* [The request]
Pictures within the data are to be left out; everything else must be reproduced exactly.

Records
-*-*-
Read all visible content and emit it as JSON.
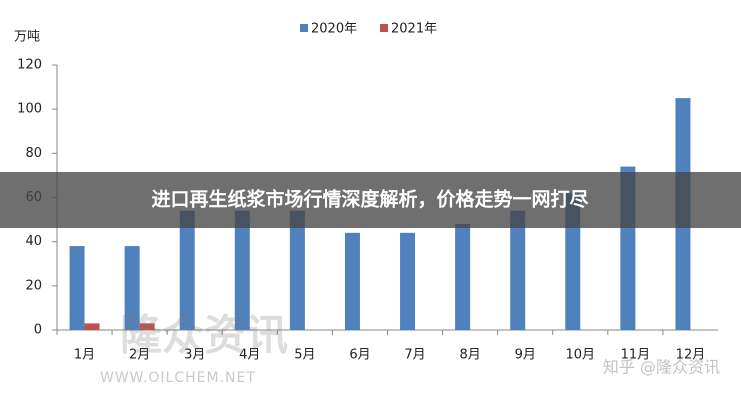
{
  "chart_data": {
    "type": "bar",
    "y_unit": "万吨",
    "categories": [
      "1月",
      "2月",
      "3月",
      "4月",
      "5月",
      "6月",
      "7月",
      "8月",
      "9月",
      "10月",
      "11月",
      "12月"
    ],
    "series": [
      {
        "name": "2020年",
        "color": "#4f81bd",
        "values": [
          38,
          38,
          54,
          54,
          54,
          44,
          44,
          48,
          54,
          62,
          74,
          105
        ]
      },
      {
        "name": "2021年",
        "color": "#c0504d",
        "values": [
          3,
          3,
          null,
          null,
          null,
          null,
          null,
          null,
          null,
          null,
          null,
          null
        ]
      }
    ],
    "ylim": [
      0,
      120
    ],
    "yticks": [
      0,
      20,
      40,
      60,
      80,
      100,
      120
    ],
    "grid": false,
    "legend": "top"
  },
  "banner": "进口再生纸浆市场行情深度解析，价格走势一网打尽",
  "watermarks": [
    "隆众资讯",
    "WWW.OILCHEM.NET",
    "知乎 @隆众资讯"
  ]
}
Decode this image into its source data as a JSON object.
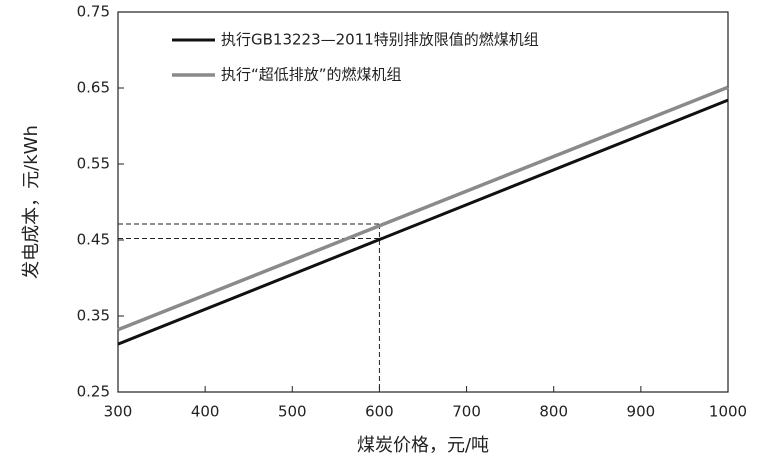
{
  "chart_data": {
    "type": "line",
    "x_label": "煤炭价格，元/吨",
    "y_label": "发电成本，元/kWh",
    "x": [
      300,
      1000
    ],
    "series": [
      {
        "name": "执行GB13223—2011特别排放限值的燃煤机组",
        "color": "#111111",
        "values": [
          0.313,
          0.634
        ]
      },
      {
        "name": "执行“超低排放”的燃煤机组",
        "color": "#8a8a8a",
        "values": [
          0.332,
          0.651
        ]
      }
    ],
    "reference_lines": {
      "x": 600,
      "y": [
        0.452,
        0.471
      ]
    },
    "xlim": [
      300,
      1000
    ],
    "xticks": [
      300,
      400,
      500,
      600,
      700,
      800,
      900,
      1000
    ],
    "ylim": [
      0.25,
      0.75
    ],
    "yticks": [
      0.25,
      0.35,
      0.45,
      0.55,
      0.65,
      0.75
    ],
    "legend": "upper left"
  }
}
-*-*-
* [Output of the task]
Read all visible content and emit it as JSON.
{
  "chart_data": {
    "type": "bar",
    "y_unit": "万吨",
    "categories": [
      "1月",
      "2月",
      "3月",
      "4月",
      "5月",
      "6月",
      "7月",
      "8月",
      "9月",
      "10月",
      "11月",
      "12月"
    ],
    "series": [
      {
        "name": "2020年",
        "color": "#4f81bd",
        "values": [
          38,
          38,
          54,
          54,
          54,
          44,
          44,
          48,
          54,
          62,
          74,
          105
        ]
      },
      {
        "name": "2021年",
        "color": "#c0504d",
        "values": [
          3,
          3,
          null,
          null,
          null,
          null,
          null,
          null,
          null,
          null,
          null,
          null
        ]
      }
    ],
    "ylim": [
      0,
      120
    ],
    "yticks": [
      0,
      20,
      40,
      60,
      80,
      100,
      120
    ],
    "grid": false,
    "legend": "top"
  },
  "banner": "进口再生纸浆市场行情深度解析，价格走势一网打尽",
  "watermarks": [
    "隆众资讯",
    "WWW.OILCHEM.NET",
    "知乎 @隆众资讯"
  ]
}
Decode this image into its source data as a JSON object.
{
  "chart_data": {
    "type": "line",
    "x_label": "煤炭价格，元/吨",
    "y_label": "发电成本，元/kWh",
    "x": [
      300,
      1000
    ],
    "series": [
      {
        "name": "执行GB13223—2011特别排放限值的燃煤机组",
        "color": "#111111",
        "values": [
          0.313,
          0.634
        ]
      },
      {
        "name": "执行“超低排放”的燃煤机组",
        "color": "#8a8a8a",
        "values": [
          0.332,
          0.651
        ]
      }
    ],
    "reference_lines": {
      "x": 600,
      "y": [
        0.452,
        0.471
      ]
    },
    "xlim": [
      300,
      1000
    ],
    "xticks": [
      300,
      400,
      500,
      600,
      700,
      800,
      900,
      1000
    ],
    "ylim": [
      0.25,
      0.75
    ],
    "yticks": [
      0.25,
      0.35,
      0.45,
      0.55,
      0.65,
      0.75
    ],
    "legend": "upper left"
  }
}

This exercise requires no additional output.